═══ Records to process ═══

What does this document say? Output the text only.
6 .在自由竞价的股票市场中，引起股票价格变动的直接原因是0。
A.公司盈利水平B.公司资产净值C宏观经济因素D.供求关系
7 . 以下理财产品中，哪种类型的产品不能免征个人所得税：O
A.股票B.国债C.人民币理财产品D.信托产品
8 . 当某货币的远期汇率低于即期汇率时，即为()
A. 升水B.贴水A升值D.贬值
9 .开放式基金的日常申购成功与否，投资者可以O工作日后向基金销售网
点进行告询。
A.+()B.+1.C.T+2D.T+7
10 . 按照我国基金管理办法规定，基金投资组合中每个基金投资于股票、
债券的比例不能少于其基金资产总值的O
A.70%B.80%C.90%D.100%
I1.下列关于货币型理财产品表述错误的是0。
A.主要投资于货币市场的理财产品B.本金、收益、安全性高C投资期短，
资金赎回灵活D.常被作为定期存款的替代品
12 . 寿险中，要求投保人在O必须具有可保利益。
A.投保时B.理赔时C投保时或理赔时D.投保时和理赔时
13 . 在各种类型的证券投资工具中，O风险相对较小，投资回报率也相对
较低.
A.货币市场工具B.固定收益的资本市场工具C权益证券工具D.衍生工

═══
═══ Records to process ═══

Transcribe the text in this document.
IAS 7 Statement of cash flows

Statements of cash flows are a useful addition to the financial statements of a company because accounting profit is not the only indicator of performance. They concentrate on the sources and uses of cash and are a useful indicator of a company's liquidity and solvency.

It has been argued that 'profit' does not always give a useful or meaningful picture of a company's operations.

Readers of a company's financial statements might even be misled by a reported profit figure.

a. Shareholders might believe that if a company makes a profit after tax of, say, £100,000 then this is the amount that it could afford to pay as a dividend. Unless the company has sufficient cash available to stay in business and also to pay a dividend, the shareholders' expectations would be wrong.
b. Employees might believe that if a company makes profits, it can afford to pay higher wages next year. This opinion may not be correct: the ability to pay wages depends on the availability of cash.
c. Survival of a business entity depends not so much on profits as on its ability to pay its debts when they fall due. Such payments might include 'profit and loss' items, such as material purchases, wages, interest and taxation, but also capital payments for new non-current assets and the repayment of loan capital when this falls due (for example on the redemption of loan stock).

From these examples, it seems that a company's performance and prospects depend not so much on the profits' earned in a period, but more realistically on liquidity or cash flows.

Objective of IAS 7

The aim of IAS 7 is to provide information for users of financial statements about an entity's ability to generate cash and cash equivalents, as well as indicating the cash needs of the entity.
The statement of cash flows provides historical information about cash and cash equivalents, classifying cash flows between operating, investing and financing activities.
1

═══

## What is expected
Tally every line of the data that holds the word "depends" and write the count alone.

## Right answer
2